■ **Work to be completed**:
Please present the region boundary data as a Markdown table with the columns "Row" and "Entry," numbering each row and leaving out blank lines. Leave the pictures out of the answer.

■ **Region boundary data**:
_ _ _
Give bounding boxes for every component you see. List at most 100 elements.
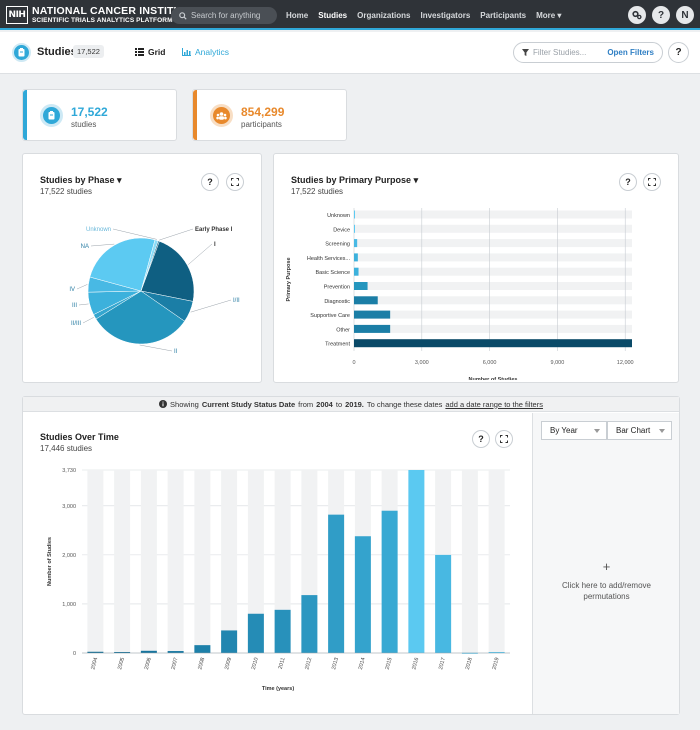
pie-slice-7 [89, 237, 156, 292]
logo-title: NATIONAL CANCER INSTITUTE [32, 5, 196, 17]
stat-accent-bar [23, 90, 27, 140]
purpose-xtick-2: 6,000 [483, 360, 497, 366]
nav-link-participants[interactable]: Participants [480, 10, 527, 20]
stat-accent-bar [193, 90, 197, 140]
time-expand-button[interactable] [495, 430, 513, 448]
time-xtick-13: 2017 [438, 657, 447, 670]
pie-leader-7 [90, 243, 115, 247]
purpose-expand-button[interactable] [643, 173, 661, 191]
filter-icon [522, 49, 529, 56]
pie-slice-1 [140, 240, 195, 302]
time-chart-subtitle: 17,446 studies [40, 444, 93, 453]
top-nav: NIH NATIONAL CANCER INSTITUTE SCIENTIFIC… [0, 0, 700, 30]
nav-link-investigators[interactable]: Investigators [420, 10, 471, 20]
info-icon [159, 400, 168, 408]
page-help-button[interactable]: ? [668, 42, 689, 63]
phase-chart-title-dropdown[interactable]: Studies by Phase ▾ [40, 175, 122, 186]
time-bar-4 [194, 645, 211, 653]
purpose-xtick-4: 12,000 [617, 360, 634, 366]
add-date-range-link[interactable]: add a date range to the filters [445, 399, 543, 409]
nav-link-studies[interactable]: Studies [318, 10, 348, 20]
grid-view-tab[interactable]: Grid [135, 47, 165, 57]
time-bar-bg-0 [87, 470, 104, 653]
time-xtick-4: 2008 [197, 657, 206, 670]
purpose-bar-9 [354, 339, 632, 348]
time-help-button[interactable]: ? [472, 430, 490, 448]
analytics-view-tab[interactable]: Analytics [182, 47, 229, 57]
pie-label-3: II [174, 349, 178, 355]
studies-count-badge: 17,522 [73, 45, 104, 58]
time-xtick-9: 2013 [331, 657, 340, 670]
chevron-down-icon [594, 429, 600, 433]
bar-chart-icon [182, 48, 191, 56]
phase-help-button[interactable]: ? [201, 173, 219, 191]
time-bar-15 [488, 652, 505, 654]
time-bar-11 [381, 510, 398, 653]
user-avatar[interactable]: N [676, 6, 694, 24]
pie-leader-2 [190, 299, 232, 313]
nih-logo-mark: NIH [6, 6, 28, 24]
date-range-info-bar: Showing Current Study Status Date from 2… [23, 397, 679, 412]
purpose-help-button[interactable]: ? [619, 173, 637, 191]
open-filters-button[interactable]: Open Filters [607, 48, 654, 57]
purpose-bar-2 [354, 239, 358, 248]
global-search-input[interactable]: Search for anything [171, 7, 277, 24]
time-xtick-5: 2009 [224, 657, 233, 670]
nav-link-home[interactable]: Home [286, 10, 309, 20]
time-bar-bg-14 [461, 470, 478, 653]
studies-stat-value: 17,522 [71, 105, 108, 119]
purpose-bar-3 [354, 253, 358, 262]
pie-slice-3 [95, 290, 185, 345]
help-button[interactable]: ? [652, 6, 670, 24]
time-bar-chart: 0 1,000 2,000 3,000 3,730 2004 2005 2006 2007 200… [47, 468, 510, 692]
pie-leader-0 [159, 228, 194, 241]
time-bar-bg-7 [274, 470, 291, 653]
time-xtick-11: 2015 [385, 657, 394, 670]
grid-view-label: Grid [148, 47, 166, 57]
time-bar-2 [140, 650, 157, 653]
pie-leader-8 [112, 228, 157, 240]
nci-logo[interactable]: NIH NATIONAL CANCER INSTITUTE SCIENTIFIC… [6, 5, 195, 25]
time-bar-12 [408, 470, 425, 653]
add-permutations-button[interactable]: + Click here to add/remove permutations [533, 558, 680, 603]
expand-icon [648, 178, 656, 186]
nav-link-more[interactable]: More ▾ [536, 10, 562, 20]
phase-expand-button[interactable] [226, 173, 244, 191]
plus-icon: + [602, 559, 611, 574]
time-bar-bg-2 [140, 470, 157, 653]
purpose-xtick-0: 0 [352, 360, 355, 366]
participants-icon [210, 104, 233, 127]
purpose-xtick-1: 3,000 [415, 360, 429, 366]
time-xtick-3: 2007 [171, 657, 180, 670]
logo-subtitle: SCIENTIFIC TRIALS ANALYTICS PLATFORM [32, 16, 173, 24]
purpose-category-label-6: Diagnostic [324, 299, 350, 305]
purpose-category-label-1: Device [333, 227, 350, 233]
purpose-bar-bg-4 [354, 267, 632, 276]
time-x-axis-label: Time (years) [262, 686, 294, 692]
time-bar-bg-3 [167, 470, 184, 653]
nav-link-organizations[interactable]: Organizations [357, 10, 411, 20]
time-xtick-7: 2011 [278, 657, 287, 670]
purpose-bar-0 [354, 210, 355, 219]
purpose-category-label-8: Other [336, 327, 350, 333]
purpose-chart-title-dropdown[interactable]: Studies by Primary Purpose ▾ [291, 175, 418, 186]
time-ytick-4: 3,730 [62, 468, 76, 474]
add-permutations-text-1: Click here to add/remove [562, 581, 651, 591]
chart-type-select[interactable]: Bar Chart [607, 421, 672, 440]
info-to-year: 2019. [345, 399, 364, 409]
time-bar-7 [274, 609, 291, 653]
studies-stat-label: studies [71, 120, 97, 129]
time-xtick-2: 2006 [144, 657, 153, 670]
studies-stat-card: 17,522 studies [22, 89, 177, 141]
purpose-bar-bg-7 [354, 310, 632, 319]
settings-button[interactable] [628, 6, 646, 24]
purpose-xtick-3: 9,000 [551, 360, 565, 366]
filter-studies-input[interactable]: Filter Studies... Open Filters [513, 42, 663, 63]
time-chart-title: Studies Over Time [40, 432, 119, 442]
time-bar-13 [435, 554, 452, 653]
pie-label-0: Early Phase I [195, 227, 233, 233]
pie-label-6: IV [69, 287, 75, 293]
period-select[interactable]: By Year [541, 421, 607, 440]
clipboard-icon [40, 104, 63, 127]
time-xtick-15: 2019 [492, 657, 501, 670]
_ _ _
■ **Final result**:
| Row | Entry |
|---|---|
| 1 | Give bounding boxes for every component you see. List at most 100 elements. |
| 2 | pie-slice-7 [89, 237, 156, 292] |
| 3 | logo-title: NATIONAL CANCER INSTITUTE [32, 5, 196, 17] |
| 4 | stat-accent-bar [23, 90, 27, 140] |
| 5 | purpose-xtick-2: 6,000 [483, 360, 497, 366] |
| 6 | nav-link-participants[interactable]: Participants [480, 10, 527, 20] |
| 7 | stat-accent-bar [193, 90, 197, 140] |
| 8 | time-expand-button[interactable] [495, 430, 513, 448] |
| 9 | time-xtick-13: 2017 [438, 657, 447, 670] |
| 10 | pie-leader-7 [90, 243, 115, 247] |
| 11 | purpose-expand-button[interactable] [643, 173, 661, 191] |
| 12 | filter-icon [522, 49, 529, 56] |
| 13 | pie-slice-1 [140, 240, 195, 302] |
| 14 | time-chart-subtitle: 17,446 studies [40, 444, 93, 453] |
| 15 | top-nav: NIH NATIONAL CANCER INSTITUTE SCIENTIFIC… [0, 0, 700, 30] |
| 16 | nav-link-investigators[interactable]: Investigators [420, 10, 471, 20] |
| 17 | info-icon [159, 400, 168, 408] |
| 18 | page-help-button[interactable]: ? [668, 42, 689, 63] |
| 19 | phase-chart-title-dropdown[interactable]: Studies by Phase ▾ [40, 175, 122, 186] |
| 20 | time-bar-4 [194, 645, 211, 653] |
| 21 | purpose-xtick-4: 12,000 [617, 360, 634, 366] |
| 22 | add-date-range-link[interactable]: add a date range to the filters [445, 399, 543, 409] |
| 23 | nav-link-studies[interactable]: Studies [318, 10, 348, 20] |
| 24 | grid-view-tab[interactable]: Grid [135, 47, 165, 57] |
| 25 | time-bar-bg-0 [87, 470, 104, 653] |
| 26 | time-xtick-4: 2008 [197, 657, 206, 670] |
| 27 | purpose-bar-9 [354, 339, 632, 348] |
| 28 | time-help-button[interactable]: ? [472, 430, 490, 448] |
| 29 | analytics-view-tab[interactable]: Analytics [182, 47, 229, 57] |
| 30 | pie-label-3: II [174, 349, 178, 355] |
| 31 | studies-count-badge: 17,522 [73, 45, 104, 58] |
| 32 | time-xtick-9: 2013 [331, 657, 340, 670] |
| 33 | chevron-down-icon [594, 429, 600, 433] |
| 34 | bar-chart-icon [182, 48, 191, 56] |
| 35 | phase-help-button[interactable]: ? [201, 173, 219, 191] |
| 36 | time-bar-15 [488, 652, 505, 654] |
| 37 | time-bar-11 [381, 510, 398, 653] |
| 38 | user-avatar[interactable]: N [676, 6, 694, 24] |
| 39 | pie-leader-2 [190, 299, 232, 313] |
| 40 | nih-logo-mark: NIH [6, 6, 28, 24] |
| 41 | date-range-info-bar: Showing Current Study Status Date from 2… [23, 397, 679, 412] |
| 42 | purpose-help-button[interactable]: ? [619, 173, 637, 191] |
| 43 | open-filters-button[interactable]: Open Filters [607, 48, 654, 57] |
| 44 | purpose-bar-2 [354, 239, 358, 248] |
| 45 | global-search-input[interactable]: Search for anything [171, 7, 277, 24] |
| 46 | time-xtick-5: 2009 [224, 657, 233, 670] |
| 47 | nav-link-home[interactable]: Home [286, 10, 309, 20] |
| 48 | time-bar-bg-14 [461, 470, 478, 653] |
| 49 | studies-stat-value: 17,522 [71, 105, 108, 119] |
| 50 | purpose-bar-3 [354, 253, 358, 262] |
| 51 | pie-slice-3 [95, 290, 185, 345] |
| 52 | help-button[interactable]: ? [652, 6, 670, 24] |
| 53 | time-bar-chart: 0 1,000 2,000 3,000 3,730 2004 2005 2006 2007 200… [47, 468, 510, 692] |
| 54 | pie-leader-0 [159, 228, 194, 241] |
| 55 | time-bar-bg-7 [274, 470, 291, 653] |
| 56 | time-xtick-11: 2015 [385, 657, 394, 670] |
| 57 | grid-view-label: Grid [148, 47, 166, 57] |
| 58 | time-bar-2 [140, 650, 157, 653] |
| 59 | pie-leader-8 [112, 228, 157, 240] |
| 60 | nci-logo[interactable]: NIH NATIONAL CANCER INSTITUTE SCIENTIFIC… [6, 5, 195, 25] |
| 61 | time-bar-12 [408, 470, 425, 653] |
| 62 | add-permutations-button[interactable]: + Click here to add/remove permutations [533, 558, 680, 603] |
| 63 | expand-icon [648, 178, 656, 186] |
| 64 | nav-link-more[interactable]: More ▾ [536, 10, 562, 20] |
| 65 | phase-expand-button[interactable] [226, 173, 244, 191] |
| 66 | plus-icon: + [602, 559, 611, 574] |
| 67 | time-bar-bg-2 [140, 470, 157, 653] |
| 68 | purpose-xtick-0: 0 [352, 360, 355, 366] |
| 69 | participants-icon [210, 104, 233, 127] |
| 70 | purpose-xtick-1: 3,000 [415, 360, 429, 366] |
| 71 | time-xtick-3: 2007 [171, 657, 180, 670] |
| 72 | logo-subtitle: SCIENTIFIC TRIALS ANALYTICS PLATFORM [32, 16, 173, 24] |
| 73 | purpose-category-label-6: Diagnostic [324, 299, 350, 305] |
| 74 | purpose-category-label-1: Device [333, 227, 350, 233] |
| 75 | purpose-bar-bg-4 [354, 267, 632, 276] |
| 76 | time-x-axis-label: Time (years) [262, 686, 294, 692] |
| 77 | time-bar-bg-3 [167, 470, 184, 653] |
| 78 | nav-link-organizations[interactable]: Organizations [357, 10, 411, 20] |
| 79 | time-xtick-7: 2011 [278, 657, 287, 670] |
| 80 | purpose-bar-0 [354, 210, 355, 219] |
| 81 | purpose-category-label-8: Other [336, 327, 350, 333] |
| 82 | purpose-chart-title-dropdown[interactable]: Studies by Primary Purpose ▾ [291, 175, 418, 186] |
| 83 | time-ytick-4: 3,730 [62, 468, 76, 474] |
| 84 | add-permutations-text-1: Click here to add/remove [562, 581, 651, 591] |
| 85 | chart-type-select[interactable]: Bar Chart [607, 421, 672, 440] |
| 86 | info-to-year: 2019. [345, 399, 364, 409] |
| 87 | time-bar-7 [274, 609, 291, 653] |
| 88 | studies-stat-label: studies [71, 120, 97, 129] |
| 89 | time-xtick-2: 2006 [144, 657, 153, 670] |
| 90 | studies-stat-card: 17,522 studies [22, 89, 177, 141] |
| 91 | purpose-bar-bg-7 [354, 310, 632, 319] |
| 92 | settings-button[interactable] [628, 6, 646, 24] |
| 93 | purpose-xtick-3: 9,000 [551, 360, 565, 366] |
| 94 | filter-studies-input[interactable]: Filter Studies... Open Filters [513, 42, 663, 63] |
| 95 | time-chart-title: Studies Over Time [40, 432, 119, 442] |
| 96 | time-bar-13 [435, 554, 452, 653] |
| 97 | pie-label-0: Early Phase I [195, 227, 233, 233] |
| 98 | pie-label-6: IV [69, 287, 75, 293] |
| 99 | period-select[interactable]: By Year [541, 421, 607, 440] |
| 100 | clipboard-icon [40, 104, 63, 127] |
| 101 | time-xtick-15: 2019 [492, 657, 501, 670] |